## What is required
All entries are to be given again verbatim.

## Extracted data
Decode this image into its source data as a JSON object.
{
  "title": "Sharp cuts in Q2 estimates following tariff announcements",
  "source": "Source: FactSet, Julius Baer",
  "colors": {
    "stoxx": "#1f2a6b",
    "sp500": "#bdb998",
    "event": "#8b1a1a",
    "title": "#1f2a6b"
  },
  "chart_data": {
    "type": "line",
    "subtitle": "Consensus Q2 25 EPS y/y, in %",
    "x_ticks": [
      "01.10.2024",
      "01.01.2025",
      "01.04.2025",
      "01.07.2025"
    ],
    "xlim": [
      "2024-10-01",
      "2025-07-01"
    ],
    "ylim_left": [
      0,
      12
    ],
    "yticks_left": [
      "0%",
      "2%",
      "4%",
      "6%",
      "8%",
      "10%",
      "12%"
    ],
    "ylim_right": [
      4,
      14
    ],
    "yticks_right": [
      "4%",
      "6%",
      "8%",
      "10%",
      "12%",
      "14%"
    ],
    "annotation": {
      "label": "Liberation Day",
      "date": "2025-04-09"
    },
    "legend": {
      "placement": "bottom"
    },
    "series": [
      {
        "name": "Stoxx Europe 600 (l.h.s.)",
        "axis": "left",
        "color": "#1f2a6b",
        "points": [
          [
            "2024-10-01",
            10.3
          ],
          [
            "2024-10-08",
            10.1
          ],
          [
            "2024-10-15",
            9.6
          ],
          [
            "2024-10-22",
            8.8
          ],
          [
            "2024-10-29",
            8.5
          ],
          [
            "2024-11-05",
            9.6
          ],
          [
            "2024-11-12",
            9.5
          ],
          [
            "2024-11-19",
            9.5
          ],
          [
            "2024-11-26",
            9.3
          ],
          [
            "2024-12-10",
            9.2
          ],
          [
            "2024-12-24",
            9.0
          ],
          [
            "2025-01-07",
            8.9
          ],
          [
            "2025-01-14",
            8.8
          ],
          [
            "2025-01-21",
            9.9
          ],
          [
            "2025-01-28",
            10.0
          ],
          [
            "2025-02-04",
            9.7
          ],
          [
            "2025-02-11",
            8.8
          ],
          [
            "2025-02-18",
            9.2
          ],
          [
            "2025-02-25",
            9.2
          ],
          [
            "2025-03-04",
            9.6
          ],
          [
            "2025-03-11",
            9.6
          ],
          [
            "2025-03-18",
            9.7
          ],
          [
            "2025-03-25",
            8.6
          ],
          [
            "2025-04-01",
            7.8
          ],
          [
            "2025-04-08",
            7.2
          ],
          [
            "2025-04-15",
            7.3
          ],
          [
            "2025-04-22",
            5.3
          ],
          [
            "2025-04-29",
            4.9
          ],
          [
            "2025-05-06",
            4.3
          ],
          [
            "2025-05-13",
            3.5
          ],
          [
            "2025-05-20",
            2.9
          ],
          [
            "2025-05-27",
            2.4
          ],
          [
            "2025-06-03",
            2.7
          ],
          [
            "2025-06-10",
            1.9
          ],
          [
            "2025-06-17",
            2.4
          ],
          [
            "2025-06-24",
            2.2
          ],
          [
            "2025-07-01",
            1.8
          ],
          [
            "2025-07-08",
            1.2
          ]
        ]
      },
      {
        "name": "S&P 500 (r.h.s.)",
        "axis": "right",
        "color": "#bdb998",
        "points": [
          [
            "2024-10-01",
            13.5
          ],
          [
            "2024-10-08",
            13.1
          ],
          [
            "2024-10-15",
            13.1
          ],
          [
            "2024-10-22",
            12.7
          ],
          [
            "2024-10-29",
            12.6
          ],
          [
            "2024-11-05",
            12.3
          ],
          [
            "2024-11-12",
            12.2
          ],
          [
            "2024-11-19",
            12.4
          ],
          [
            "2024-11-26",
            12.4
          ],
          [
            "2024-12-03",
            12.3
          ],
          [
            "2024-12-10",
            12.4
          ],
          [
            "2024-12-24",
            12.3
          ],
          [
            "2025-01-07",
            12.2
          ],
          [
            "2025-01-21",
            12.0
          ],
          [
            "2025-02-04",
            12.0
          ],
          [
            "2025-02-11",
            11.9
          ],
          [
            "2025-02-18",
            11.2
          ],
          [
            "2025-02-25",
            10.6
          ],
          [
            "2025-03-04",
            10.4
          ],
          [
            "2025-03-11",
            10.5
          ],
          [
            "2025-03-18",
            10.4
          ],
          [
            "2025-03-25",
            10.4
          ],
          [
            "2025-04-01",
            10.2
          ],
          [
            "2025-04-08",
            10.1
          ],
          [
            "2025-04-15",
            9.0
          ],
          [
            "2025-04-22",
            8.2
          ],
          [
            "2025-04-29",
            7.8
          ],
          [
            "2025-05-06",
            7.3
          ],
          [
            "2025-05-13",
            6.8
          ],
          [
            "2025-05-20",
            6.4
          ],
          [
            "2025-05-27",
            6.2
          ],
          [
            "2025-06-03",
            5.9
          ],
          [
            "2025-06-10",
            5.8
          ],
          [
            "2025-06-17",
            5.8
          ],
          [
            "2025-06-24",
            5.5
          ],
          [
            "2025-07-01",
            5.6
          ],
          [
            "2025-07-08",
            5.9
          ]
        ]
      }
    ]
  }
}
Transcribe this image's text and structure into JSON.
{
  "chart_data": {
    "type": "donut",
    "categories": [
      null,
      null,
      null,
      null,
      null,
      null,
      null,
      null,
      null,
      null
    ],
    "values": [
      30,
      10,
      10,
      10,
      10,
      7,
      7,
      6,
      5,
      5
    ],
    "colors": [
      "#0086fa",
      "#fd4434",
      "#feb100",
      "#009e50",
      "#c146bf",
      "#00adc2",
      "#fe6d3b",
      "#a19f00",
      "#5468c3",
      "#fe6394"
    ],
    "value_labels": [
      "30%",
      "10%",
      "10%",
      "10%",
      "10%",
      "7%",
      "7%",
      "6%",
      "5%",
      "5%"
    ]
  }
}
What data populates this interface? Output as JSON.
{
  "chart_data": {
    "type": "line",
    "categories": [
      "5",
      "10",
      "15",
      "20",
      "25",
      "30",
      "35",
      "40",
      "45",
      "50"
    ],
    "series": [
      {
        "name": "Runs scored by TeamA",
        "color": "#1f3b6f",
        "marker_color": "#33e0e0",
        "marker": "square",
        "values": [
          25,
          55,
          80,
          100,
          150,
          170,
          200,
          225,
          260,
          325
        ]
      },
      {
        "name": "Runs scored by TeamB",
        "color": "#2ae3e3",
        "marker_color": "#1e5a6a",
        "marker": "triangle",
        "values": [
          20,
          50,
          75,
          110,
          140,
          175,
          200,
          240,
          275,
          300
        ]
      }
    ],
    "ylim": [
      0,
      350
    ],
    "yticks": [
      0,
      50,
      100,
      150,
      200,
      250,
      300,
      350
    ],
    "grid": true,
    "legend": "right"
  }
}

## Solution below
Decode this image into its source data as a JSON object.
{
  "title": "Sharp cuts in Q2 estimates following tariff announcements",
  "source": "Source: FactSet, Julius Baer",
  "colors": {
    "stoxx": "#1f2a6b",
    "sp500": "#bdb998",
    "event": "#8b1a1a",
    "title": "#1f2a6b"
  },
  "chart_data": {
    "type": "line",
    "subtitle": "Consensus Q2 25 EPS y/y, in %",
    "x_ticks": [
      "01.10.2024",
      "01.01.2025",
      "01.04.2025",
      "01.07.2025"
    ],
    "xlim": [
      "2024-10-01",
      "2025-07-01"
    ],
    "ylim_left": [
      0,
      12
    ],
    "yticks_left": [
      "0%",
      "2%",
      "4%",
      "6%",
      "8%",
      "10%",
      "12%"
    ],
    "ylim_right": [
      4,
      14
    ],
    "yticks_right": [
      "4%",
      "6%",
      "8%",
      "10%",
      "12%",
      "14%"
    ],
    "annotation": {
      "label": "Liberation Day",
      "date": "2025-04-09"
    },
    "legend": {
      "placement": "bottom"
    },
    "series": [
      {
        "name": "Stoxx Europe 600 (l.h.s.)",
        "axis": "left",
        "color": "#1f2a6b",
        "points": [
          [
            "2024-10-01",
            10.3
          ],
          [
            "2024-10-08",
            10.1
          ],
          [
            "2024-10-15",
            9.6
          ],
          [
            "2024-10-22",
            8.8
          ],
          [
            "2024-10-29",
            8.5
          ],
          [
            "2024-11-05",
            9.6
          ],
          [
            "2024-11-12",
            9.5
          ],
          [
            "2024-11-19",
            9.5
          ],
          [
            "2024-11-26",
            9.3
          ],
          [
            "2024-12-10",
            9.2
          ],
          [
            "2024-12-24",
            9.0
          ],
          [
            "2025-01-07",
            8.9
          ],
          [
            "2025-01-14",
            8.8
          ],
          [
            "2025-01-21",
            9.9
          ],
          [
            "2025-01-28",
            10.0
          ],
          [
            "2025-02-04",
            9.7
          ],
          [
            "2025-02-11",
            8.8
          ],
          [
            "2025-02-18",
            9.2
          ],
          [
            "2025-02-25",
            9.2
          ],
          [
            "2025-03-04",
            9.6
          ],
          [
            "2025-03-11",
            9.6
          ],
          [
            "2025-03-18",
            9.7
          ],
          [
            "2025-03-25",
            8.6
          ],
          [
            "2025-04-01",
            7.8
          ],
          [
            "2025-04-08",
            7.2
          ],
          [
            "2025-04-15",
            7.3
          ],
          [
            "2025-04-22",
            5.3
          ],
          [
            "2025-04-29",
            4.9
          ],
          [
            "2025-05-06",
            4.3
          ],
          [
            "2025-05-13",
            3.5
          ],
          [
            "2025-05-20",
            2.9
          ],
          [
            "2025-05-27",
            2.4
          ],
          [
            "2025-06-03",
            2.7
          ],
          [
            "2025-06-10",
            1.9
          ],
          [
            "2025-06-17",
            2.4
          ],
          [
            "2025-06-24",
            2.2
          ],
          [
            "2025-07-01",
            1.8
          ],
          [
            "2025-07-08",
            1.2
          ]
        ]
      },
      {
        "name": "S&P 500 (r.h.s.)",
        "axis": "right",
        "color": "#bdb998",
        "points": [
          [
            "2024-10-01",
            13.5
          ],
          [
            "2024-10-08",
            13.1
          ],
          [
            "2024-10-15",
            13.1
          ],
          [
            "2024-10-22",
            12.7
          ],
          [
            "2024-10-29",
            12.6
          ],
          [
            "2024-11-05",
            12.3
          ],
          [
            "2024-11-12",
            12.2
          ],
          [
            "2024-11-19",
            12.4
          ],
          [
            "2024-11-26",
            12.4
          ],
          [
            "2024-12-03",
            12.3
          ],
          [
            "2024-12-10",
            12.4
          ],
          [
            "2024-12-24",
            12.3
          ],
          [
            "2025-01-07",
            12.2
          ],
          [
            "2025-01-21",
            12.0
          ],
          [
            "2025-02-04",
            12.0
          ],
          [
            "2025-02-11",
            11.9
          ],
          [
            "2025-02-18",
            11.2
          ],
          [
            "2025-02-25",
            10.6
          ],
          [
            "2025-03-04",
            10.4
          ],
          [
            "2025-03-11",
            10.5
          ],
          [
            "2025-03-18",
            10.4
          ],
          [
            "2025-03-25",
            10.4
          ],
          [
            "2025-04-01",
            10.2
          ],
          [
            "2025-04-08",
            10.1
          ],
          [
            "2025-04-15",
            9.0
          ],
          [
            "2025-04-22",
            8.2
          ],
          [
            "2025-04-29",
            7.8
          ],
          [
            "2025-05-06",
            7.3
          ],
          [
            "2025-05-13",
            6.8
          ],
          [
            "2025-05-20",
            6.4
          ],
          [
            "2025-05-27",
            6.2
          ],
          [
            "2025-06-03",
            5.9
          ],
          [
            "2025-06-10",
            5.8
          ],
          [
            "2025-06-17",
            5.8
          ],
          [
            "2025-06-24",
            5.5
          ],
          [
            "2025-07-01",
            5.6
          ],
          [
            "2025-07-08",
            5.9
          ]
        ]
      }
    ]
  }
}
Transcribe this image's text and structure into JSON.
{
  "chart_data": {
    "type": "donut",
    "categories": [
      null,
      null,
      null,
      null,
      null,
      null,
      null,
      null,
      null,
      null
    ],
    "values": [
      30,
      10,
      10,
      10,
      10,
      7,
      7,
      6,
      5,
      5
    ],
    "colors": [
      "#0086fa",
      "#fd4434",
      "#feb100",
      "#009e50",
      "#c146bf",
      "#00adc2",
      "#fe6d3b",
      "#a19f00",
      "#5468c3",
      "#fe6394"
    ],
    "value_labels": [
      "30%",
      "10%",
      "10%",
      "10%",
      "10%",
      "7%",
      "7%",
      "6%",
      "5%",
      "5%"
    ]
  }
}
What data populates this interface? Output as JSON.
{
  "chart_data": {
    "type": "line",
    "categories": [
      "5",
      "10",
      "15",
      "20",
      "25",
      "30",
      "35",
      "40",
      "45",
      "50"
    ],
    "series": [
      {
        "name": "Runs scored by TeamA",
        "color": "#1f3b6f",
        "marker_color": "#33e0e0",
        "marker": "square",
        "values": [
          25,
          55,
          80,
          100,
          150,
          170,
          200,
          225,
          260,
          325
        ]
      },
      {
        "name": "Runs scored by TeamB",
        "color": "#2ae3e3",
        "marker_color": "#1e5a6a",
        "marker": "triangle",
        "values": [
          20,
          50,
          75,
          110,
          140,
          175,
          200,
          240,
          275,
          300
        ]
      }
    ],
    "ylim": [
      0,
      350
    ],
    "yticks": [
      0,
      50,
      100,
      150,
      200,
      250,
      300,
      350
    ],
    "grid": true,
    "legend": "right"
  }
}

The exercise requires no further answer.